== Record set

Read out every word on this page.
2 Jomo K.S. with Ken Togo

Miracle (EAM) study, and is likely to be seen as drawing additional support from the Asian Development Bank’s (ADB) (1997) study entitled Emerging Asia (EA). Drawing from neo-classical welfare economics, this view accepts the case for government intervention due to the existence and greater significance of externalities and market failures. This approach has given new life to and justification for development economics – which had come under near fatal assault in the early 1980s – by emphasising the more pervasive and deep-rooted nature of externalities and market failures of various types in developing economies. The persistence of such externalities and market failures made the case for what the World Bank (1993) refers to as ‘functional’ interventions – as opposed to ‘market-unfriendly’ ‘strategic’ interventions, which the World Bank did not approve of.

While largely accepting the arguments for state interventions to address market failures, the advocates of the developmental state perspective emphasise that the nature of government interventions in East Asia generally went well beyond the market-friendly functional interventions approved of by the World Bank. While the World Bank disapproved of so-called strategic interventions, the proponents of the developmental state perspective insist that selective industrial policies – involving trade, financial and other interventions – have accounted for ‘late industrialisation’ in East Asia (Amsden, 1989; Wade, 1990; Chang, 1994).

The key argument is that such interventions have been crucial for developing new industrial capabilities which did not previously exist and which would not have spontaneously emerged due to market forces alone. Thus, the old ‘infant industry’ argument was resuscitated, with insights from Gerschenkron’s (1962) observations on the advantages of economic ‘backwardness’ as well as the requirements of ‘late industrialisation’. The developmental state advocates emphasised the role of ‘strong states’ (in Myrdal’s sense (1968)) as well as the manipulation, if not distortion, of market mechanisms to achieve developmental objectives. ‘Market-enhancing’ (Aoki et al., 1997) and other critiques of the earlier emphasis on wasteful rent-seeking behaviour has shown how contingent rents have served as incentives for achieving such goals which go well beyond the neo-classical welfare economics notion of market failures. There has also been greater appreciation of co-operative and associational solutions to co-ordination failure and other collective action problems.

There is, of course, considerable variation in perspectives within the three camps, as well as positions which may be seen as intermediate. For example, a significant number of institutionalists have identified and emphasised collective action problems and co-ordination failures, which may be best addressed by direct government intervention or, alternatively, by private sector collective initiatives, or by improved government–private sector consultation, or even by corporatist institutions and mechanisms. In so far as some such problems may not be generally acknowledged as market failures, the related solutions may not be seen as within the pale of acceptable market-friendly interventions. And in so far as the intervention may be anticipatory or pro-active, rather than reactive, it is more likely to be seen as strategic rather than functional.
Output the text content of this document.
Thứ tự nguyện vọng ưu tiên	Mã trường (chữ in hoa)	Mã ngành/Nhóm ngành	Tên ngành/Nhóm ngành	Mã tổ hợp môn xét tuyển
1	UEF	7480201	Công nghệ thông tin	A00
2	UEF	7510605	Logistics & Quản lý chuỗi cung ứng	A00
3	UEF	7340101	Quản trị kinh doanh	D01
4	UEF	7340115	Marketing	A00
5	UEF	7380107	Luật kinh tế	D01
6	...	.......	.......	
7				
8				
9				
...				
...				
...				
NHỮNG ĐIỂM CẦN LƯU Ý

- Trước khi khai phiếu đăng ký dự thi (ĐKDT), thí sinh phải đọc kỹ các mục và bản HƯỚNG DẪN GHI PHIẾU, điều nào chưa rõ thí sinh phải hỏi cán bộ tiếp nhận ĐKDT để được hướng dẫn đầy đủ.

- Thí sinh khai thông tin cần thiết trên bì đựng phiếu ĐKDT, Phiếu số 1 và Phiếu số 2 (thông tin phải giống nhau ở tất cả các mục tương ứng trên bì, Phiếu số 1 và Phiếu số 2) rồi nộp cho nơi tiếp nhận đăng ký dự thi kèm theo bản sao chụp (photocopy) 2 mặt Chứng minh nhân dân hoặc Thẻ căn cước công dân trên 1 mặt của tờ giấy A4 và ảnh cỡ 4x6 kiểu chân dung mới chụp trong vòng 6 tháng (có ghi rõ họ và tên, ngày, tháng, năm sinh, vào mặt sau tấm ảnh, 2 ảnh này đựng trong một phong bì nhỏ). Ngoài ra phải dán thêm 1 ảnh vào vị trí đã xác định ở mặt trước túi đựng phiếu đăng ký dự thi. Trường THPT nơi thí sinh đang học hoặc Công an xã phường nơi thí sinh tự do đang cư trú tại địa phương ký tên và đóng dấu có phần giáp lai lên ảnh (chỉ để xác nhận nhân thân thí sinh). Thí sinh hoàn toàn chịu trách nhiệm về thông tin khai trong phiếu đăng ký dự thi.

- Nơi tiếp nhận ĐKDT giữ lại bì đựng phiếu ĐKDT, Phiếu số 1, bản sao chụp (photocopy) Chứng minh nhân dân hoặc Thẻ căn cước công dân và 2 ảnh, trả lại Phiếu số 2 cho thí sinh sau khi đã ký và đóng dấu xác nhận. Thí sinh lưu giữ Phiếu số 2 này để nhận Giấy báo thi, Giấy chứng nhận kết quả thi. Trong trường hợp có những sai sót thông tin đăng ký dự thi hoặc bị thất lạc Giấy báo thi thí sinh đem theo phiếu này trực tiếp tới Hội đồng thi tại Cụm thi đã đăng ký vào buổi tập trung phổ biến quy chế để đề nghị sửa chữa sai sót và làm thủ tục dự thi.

====

What is being asked
Without leaving anything out, quote all the data.

Written response
Read out every word on this page.
2 Jomo K.S. with Ken Togo

Miracle (EAM) study, and is likely to be seen as drawing additional support from the Asian Development Bank’s (ADB) (1997) study entitled Emerging Asia (EA). Drawing from neo-classical welfare economics, this view accepts the case for government intervention due to the existence and greater significance of externalities and market failures. This approach has given new life to and justification for development economics – which had come under near fatal assault in the early 1980s – by emphasising the more pervasive and deep-rooted nature of externalities and market failures of various types in developing economies. The persistence of such externalities and market failures made the case for what the World Bank (1993) refers to as ‘functional’ interventions – as opposed to ‘market-unfriendly’ ‘strategic’ interventions, which the World Bank did not approve of.

While largely accepting the arguments for state interventions to address market failures, the advocates of the developmental state perspective emphasise that the nature of government interventions in East Asia generally went well beyond the market-friendly functional interventions approved of by the World Bank. While the World Bank disapproved of so-called strategic interventions, the proponents of the developmental state perspective insist that selective industrial policies – involving trade, financial and other interventions – have accounted for ‘late industrialisation’ in East Asia (Amsden, 1989; Wade, 1990; Chang, 1994).

The key argument is that such interventions have been crucial for developing new industrial capabilities which did not previously exist and which would not have spontaneously emerged due to market forces alone. Thus, the old ‘infant industry’ argument was resuscitated, with insights from Gerschenkron’s (1962) observations on the advantages of economic ‘backwardness’ as well as the requirements of ‘late industrialisation’. The developmental state advocates emphasised the role of ‘strong states’ (in Myrdal’s sense (1968)) as well as the manipulation, if not distortion, of market mechanisms to achieve developmental objectives. ‘Market-enhancing’ (Aoki et al., 1997) and other critiques of the earlier emphasis on wasteful rent-seeking behaviour has shown how contingent rents have served as incentives for achieving such goals which go well beyond the neo-classical welfare economics notion of market failures. There has also been greater appreciation of co-operative and associational solutions to co-ordination failure and other collective action problems.

There is, of course, considerable variation in perspectives within the three camps, as well as positions which may be seen as intermediate. For example, a significant number of institutionalists have identified and emphasised collective action problems and co-ordination failures, which may be best addressed by direct government intervention or, alternatively, by private sector collective initiatives, or by improved government–private sector consultation, or even by corporatist institutions and mechanisms. In so far as some such problems may not be generally acknowledged as market failures, the related solutions may not be seen as within the pale of acceptable market-friendly interventions. And in so far as the intervention may be anticipatory or pro-active, rather than reactive, it is more likely to be seen as strategic rather than functional.
Output the text content of this document.
Thứ tự nguyện vọng ưu tiên	Mã trường (chữ in hoa)	Mã ngành/Nhóm ngành	Tên ngành/Nhóm ngành	Mã tổ hợp môn xét tuyển
1	UEF	7480201	Công nghệ thông tin	A00
2	UEF	7510605	Logistics & Quản lý chuỗi cung ứng	A00
3	UEF	7340101	Quản trị kinh doanh	D01
4	UEF	7340115	Marketing	A00
5	UEF	7380107	Luật kinh tế	D01
6	...	.......	.......	
7				
8				
9				
...				
...				
...				
NHỮNG ĐIỂM CẦN LƯU Ý

- Trước khi khai phiếu đăng ký dự thi (ĐKDT), thí sinh phải đọc kỹ các mục và bản HƯỚNG DẪN GHI PHIẾU, điều nào chưa rõ thí sinh phải hỏi cán bộ tiếp nhận ĐKDT để được hướng dẫn đầy đủ.

- Thí sinh khai thông tin cần thiết trên bì đựng phiếu ĐKDT, Phiếu số 1 và Phiếu số 2 (thông tin phải giống nhau ở tất cả các mục tương ứng trên bì, Phiếu số 1 và Phiếu số 2) rồi nộp cho nơi tiếp nhận đăng ký dự thi kèm theo bản sao chụp (photocopy) 2 mặt Chứng minh nhân dân hoặc Thẻ căn cước công dân trên 1 mặt của tờ giấy A4 và ảnh cỡ 4x6 kiểu chân dung mới chụp trong vòng 6 tháng (có ghi rõ họ và tên, ngày, tháng, năm sinh, vào mặt sau tấm ảnh, 2 ảnh này đựng trong một phong bì nhỏ). Ngoài ra phải dán thêm 1 ảnh vào vị trí đã xác định ở mặt trước túi đựng phiếu đăng ký dự thi. Trường THPT nơi thí sinh đang học hoặc Công an xã phường nơi thí sinh tự do đang cư trú tại địa phương ký tên và đóng dấu có phần giáp lai lên ảnh (chỉ để xác nhận nhân thân thí sinh). Thí sinh hoàn toàn chịu trách nhiệm về thông tin khai trong phiếu đăng ký dự thi.

- Nơi tiếp nhận ĐKDT giữ lại bì đựng phiếu ĐKDT, Phiếu số 1, bản sao chụp (photocopy) Chứng minh nhân dân hoặc Thẻ căn cước công dân và 2 ảnh, trả lại Phiếu số 2 cho thí sinh sau khi đã ký và đóng dấu xác nhận. Thí sinh lưu giữ Phiếu số 2 này để nhận Giấy báo thi, Giấy chứng nhận kết quả thi. Trong trường hợp có những sai sót thông tin đăng ký dự thi hoặc bị thất lạc Giấy báo thi thí sinh đem theo phiếu này trực tiếp tới Hội đồng thi tại Cụm thi đã đăng ký vào buổi tập trung phổ biến quy chế để đề nghị sửa chữa sai sót và làm thủ tục dự thi.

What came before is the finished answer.